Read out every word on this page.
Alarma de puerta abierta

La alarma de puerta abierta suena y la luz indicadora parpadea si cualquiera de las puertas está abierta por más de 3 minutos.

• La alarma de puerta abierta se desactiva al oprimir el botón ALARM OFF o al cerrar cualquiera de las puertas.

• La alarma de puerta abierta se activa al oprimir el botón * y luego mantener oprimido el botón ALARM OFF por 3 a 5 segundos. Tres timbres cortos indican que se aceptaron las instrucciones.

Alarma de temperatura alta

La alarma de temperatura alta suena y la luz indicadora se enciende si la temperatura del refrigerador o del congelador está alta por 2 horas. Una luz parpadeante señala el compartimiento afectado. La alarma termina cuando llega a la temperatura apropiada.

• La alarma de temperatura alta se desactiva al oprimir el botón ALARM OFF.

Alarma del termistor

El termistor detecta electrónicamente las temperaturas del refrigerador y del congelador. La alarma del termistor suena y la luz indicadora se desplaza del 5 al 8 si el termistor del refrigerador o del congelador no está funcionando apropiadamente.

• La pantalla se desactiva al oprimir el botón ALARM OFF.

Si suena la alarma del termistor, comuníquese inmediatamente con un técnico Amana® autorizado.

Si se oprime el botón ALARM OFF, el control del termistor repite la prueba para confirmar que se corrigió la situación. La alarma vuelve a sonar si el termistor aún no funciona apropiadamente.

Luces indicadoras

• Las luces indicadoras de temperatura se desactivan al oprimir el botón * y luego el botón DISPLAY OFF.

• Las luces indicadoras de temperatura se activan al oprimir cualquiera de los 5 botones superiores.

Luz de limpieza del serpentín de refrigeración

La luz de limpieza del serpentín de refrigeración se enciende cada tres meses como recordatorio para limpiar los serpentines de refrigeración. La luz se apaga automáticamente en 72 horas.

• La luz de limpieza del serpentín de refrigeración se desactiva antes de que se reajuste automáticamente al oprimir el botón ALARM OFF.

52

The task | From the data above, gather every line that includes the word "luego".

Written answer |
• La alarma de puerta abierta se activa al oprimir el botón * y luego mantener oprimido el botón ALARM OFF por 3 a 5 segundos. Tres timbres cortos indican que se aceptaron las instrucciones.
• Las luces indicadoras de temperatura se desactivan al oprimir el botón * y luego el botón DISPLAY OFF.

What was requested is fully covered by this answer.